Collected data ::
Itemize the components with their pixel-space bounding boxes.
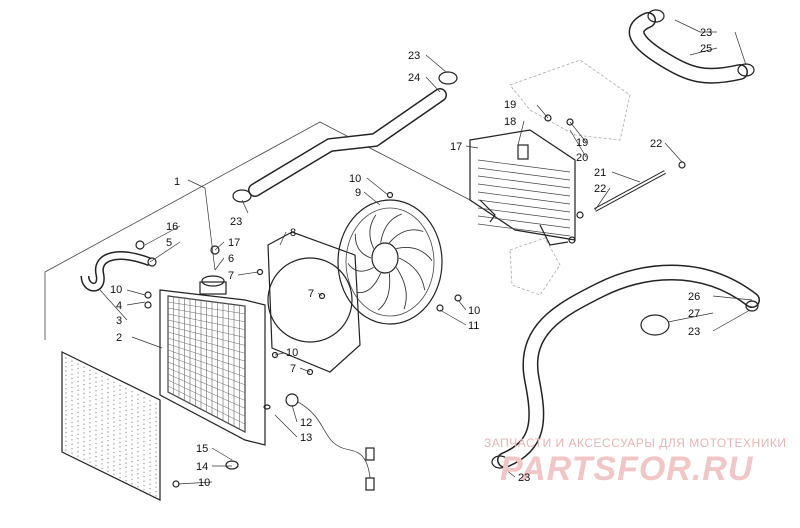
clamp-ring (640, 314, 670, 336)
callout-22: 22 (650, 138, 662, 150)
hose-clamp (491, 455, 509, 469)
radiator (159, 275, 266, 446)
oil-cooler (469, 129, 576, 246)
callout-17: 17 (450, 141, 462, 153)
callout-9: 9 (355, 187, 361, 199)
watermark: ЗАПЧАСТИ И АКСЕССУАРЫ ДЛЯ МОТОТЕХНИКИ PA… (484, 436, 786, 488)
callout-26: 26 (688, 291, 700, 303)
callout-20: 20 (576, 152, 588, 164)
callout-22: 22 (594, 183, 606, 195)
radiator-screen (61, 351, 161, 501)
radiator-core (167, 295, 246, 433)
callout-7: 7 (290, 363, 296, 375)
callout-27: 27 (688, 308, 700, 320)
callout-14: 14 (196, 461, 208, 473)
lower-hose (491, 264, 760, 469)
callout-1: 1 (174, 176, 180, 188)
cooler-fins (477, 159, 571, 237)
fan-shroud (267, 231, 361, 373)
callout-21: 21 (594, 167, 606, 179)
callout-19: 19 (576, 137, 588, 149)
callout-10: 10 (110, 284, 122, 296)
callout-7: 7 (308, 288, 314, 300)
hose-clamp (232, 189, 252, 203)
hose-clamp (745, 300, 759, 312)
callout-7: 7 (228, 270, 234, 282)
callout-23: 23 (700, 27, 712, 39)
callout-25: 25 (700, 43, 712, 55)
callout-6: 6 (228, 253, 234, 265)
watermark-tagline: ЗАПЧАСТИ И АКСЕССУАРЫ ДЛЯ МОТОТЕХНИКИ (484, 436, 786, 450)
hose-clamp (647, 9, 665, 23)
callout-11: 11 (468, 320, 479, 332)
screen-mesh (65, 357, 157, 497)
callout-10: 10 (198, 477, 210, 489)
overflow-hose (80, 251, 152, 292)
callout-5: 5 (166, 237, 172, 249)
callout-16: 16 (166, 221, 178, 233)
callout-10: 10 (349, 173, 361, 185)
leader-lines (99, 19, 753, 485)
callout-10: 10 (468, 305, 480, 317)
upper-hose (232, 71, 458, 203)
watermark-logo: PARTSFOR.RU (500, 450, 754, 488)
upper-right-hose (628, 9, 755, 84)
radiator-cap (201, 275, 225, 287)
callout-24: 24 (408, 72, 420, 84)
callout-8: 8 (290, 227, 296, 239)
callout-4: 4 (116, 300, 122, 312)
callout-10: 10 (286, 347, 298, 359)
fan-assembly (337, 199, 443, 325)
callout-15: 15 (196, 443, 208, 455)
assembly-outline (44, 121, 471, 340)
mounting-bracket (509, 59, 631, 296)
callout-23: 23 (688, 326, 700, 338)
callouts: 1 2 3 4 5 6 7 7 7 8 9 10 10 10 10 10 11 … (110, 27, 712, 489)
callout-17: 17 (228, 237, 240, 249)
callout-3: 3 (116, 315, 122, 327)
callout-23: 23 (408, 50, 420, 62)
callout-18: 18 (504, 116, 516, 128)
callout-2: 2 (116, 332, 122, 344)
callout-19: 19 (504, 99, 516, 111)
hose-clamp (438, 71, 458, 85)
callout-13: 13 (300, 432, 312, 444)
fan-blades (347, 213, 433, 311)
callout-12: 12 (300, 417, 312, 429)
oil-line-rod (594, 170, 666, 212)
callout-23: 23 (518, 472, 530, 484)
callout-23: 23 (230, 216, 242, 228)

Aim :: Pull out every line in the entries above that contains the string "ЗАПЧАСТИ". Case matters.

The result ::
watermark: ЗАПЧАСТИ И АКСЕССУАРЫ ДЛЯ МОТОТЕХНИКИ PA… (484, 436, 786, 488)
watermark-tagline: ЗАПЧАСТИ И АКСЕССУАРЫ ДЛЯ МОТОТЕХНИКИ (484, 436, 786, 450)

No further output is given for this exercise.